- Written exercise
What number of lines hold the word "Esri"? State that number and nothing besides.

- Dataset
____________________

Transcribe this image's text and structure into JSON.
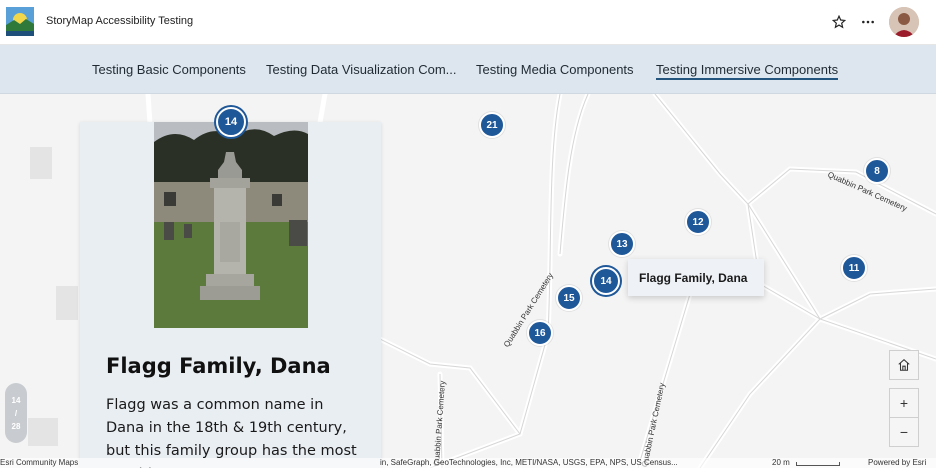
{
  "header": {
    "title": "StoryMap Accessibility Testing",
    "star_icon": "star-icon",
    "more_icon": "more-horizontal-icon"
  },
  "nav": {
    "items": [
      {
        "label": "Testing Basic Components"
      },
      {
        "label": "Testing Data Visualization Com..."
      },
      {
        "label": "Testing Media Components"
      },
      {
        "label": "Testing Immersive Components",
        "active": true
      }
    ]
  },
  "map": {
    "clusters": [
      "14",
      "21",
      "8",
      "12",
      "13",
      "14",
      "15",
      "16",
      "11"
    ],
    "road_labels": [
      "Quabbin Park Cemetery",
      "Quabbin Park Cemetery",
      "Quabbin Park Cemetery",
      "Quabbin Park Cemetery"
    ],
    "popup": "Flagg Family, Dana"
  },
  "card": {
    "title": "Flagg Family, Dana",
    "body": "Flagg was a common name in Dana in the 18th & 19th century, but this family group has the most notable"
  },
  "progress": {
    "current": "14",
    "separator": "/",
    "total": "28"
  },
  "controls": {
    "home_icon": "home-icon",
    "zoom_in": "+",
    "zoom_out": "−"
  },
  "attribution": {
    "left": "Esri Community Maps",
    "middle": "in, SafeGraph, GeoTechnologies, Inc, METI/NASA, USGS, EPA, NPS, US Census...",
    "scale": "20 m",
    "powered": "Powered by Esri"
  },
  "colors": {
    "accent": "#1f5899",
    "nav_bg": "#dde6ee",
    "card_bg": "#e9eef3"
  }
}
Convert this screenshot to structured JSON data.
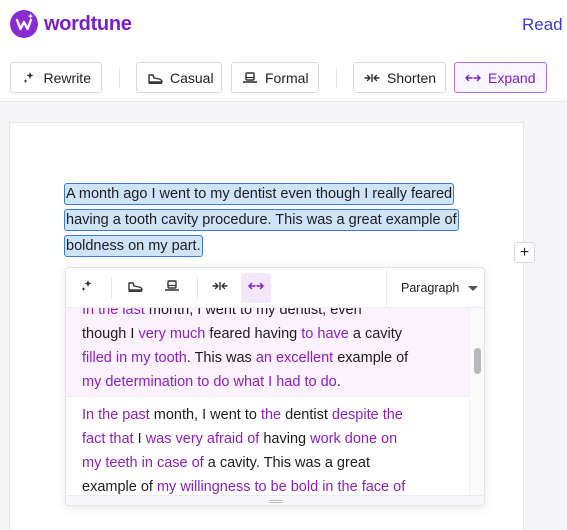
{
  "app": {
    "brand": "wordtune",
    "read_link": "Read &",
    "accent": "#7a1fc7",
    "link_color": "#3a3ad6"
  },
  "toolbar": {
    "rewrite": "Rewrite",
    "casual": "Casual",
    "formal": "Formal",
    "shorten": "Shorten",
    "expand": "Expand",
    "active": "Expand"
  },
  "document": {
    "selected_lines": [
      "A month ago I went to my dentist even though I really feared",
      "having a tooth cavity procedure. This was a great example of",
      "boldness on my part."
    ],
    "plus_label": "+"
  },
  "popup": {
    "mode": "Paragraph",
    "icons": [
      "rewrite-icon",
      "casual-icon",
      "formal-icon",
      "shorten-icon",
      "expand-icon"
    ],
    "suggestions": [
      [
        {
          "t": "In the last",
          "c": true
        },
        {
          "t": " month, I went to my dentist, even ",
          "c": false
        },
        {
          "t": "\n",
          "c": false
        },
        {
          "t": "though I ",
          "c": false
        },
        {
          "t": "very much",
          "c": true
        },
        {
          "t": " feared having ",
          "c": false
        },
        {
          "t": "to have",
          "c": true
        },
        {
          "t": " a cavity",
          "c": false
        },
        {
          "t": "\n",
          "c": false
        },
        {
          "t": "filled in my tooth",
          "c": true
        },
        {
          "t": ". This was ",
          "c": false
        },
        {
          "t": "an excellent",
          "c": true
        },
        {
          "t": " example of",
          "c": false
        },
        {
          "t": "\n",
          "c": false
        },
        {
          "t": "my determination to do what I had to do",
          "c": true
        },
        {
          "t": ".",
          "c": false
        }
      ],
      [
        {
          "t": "In the past",
          "c": true
        },
        {
          "t": " month, I went to ",
          "c": false
        },
        {
          "t": "the",
          "c": true
        },
        {
          "t": " dentist ",
          "c": false
        },
        {
          "t": "despite the",
          "c": true
        },
        {
          "t": "\n",
          "c": false
        },
        {
          "t": "fact that",
          "c": true
        },
        {
          "t": " I ",
          "c": false
        },
        {
          "t": "was very afraid of",
          "c": true
        },
        {
          "t": " having ",
          "c": false
        },
        {
          "t": "work done on",
          "c": true
        },
        {
          "t": "\n",
          "c": false
        },
        {
          "t": "my teeth in case of",
          "c": true
        },
        {
          "t": " a cavity. This was a great",
          "c": false
        },
        {
          "t": "\n",
          "c": false
        },
        {
          "t": "example of ",
          "c": false
        },
        {
          "t": "my willingness to be bold in the face of",
          "c": true
        }
      ]
    ]
  }
}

____________________

- Response
2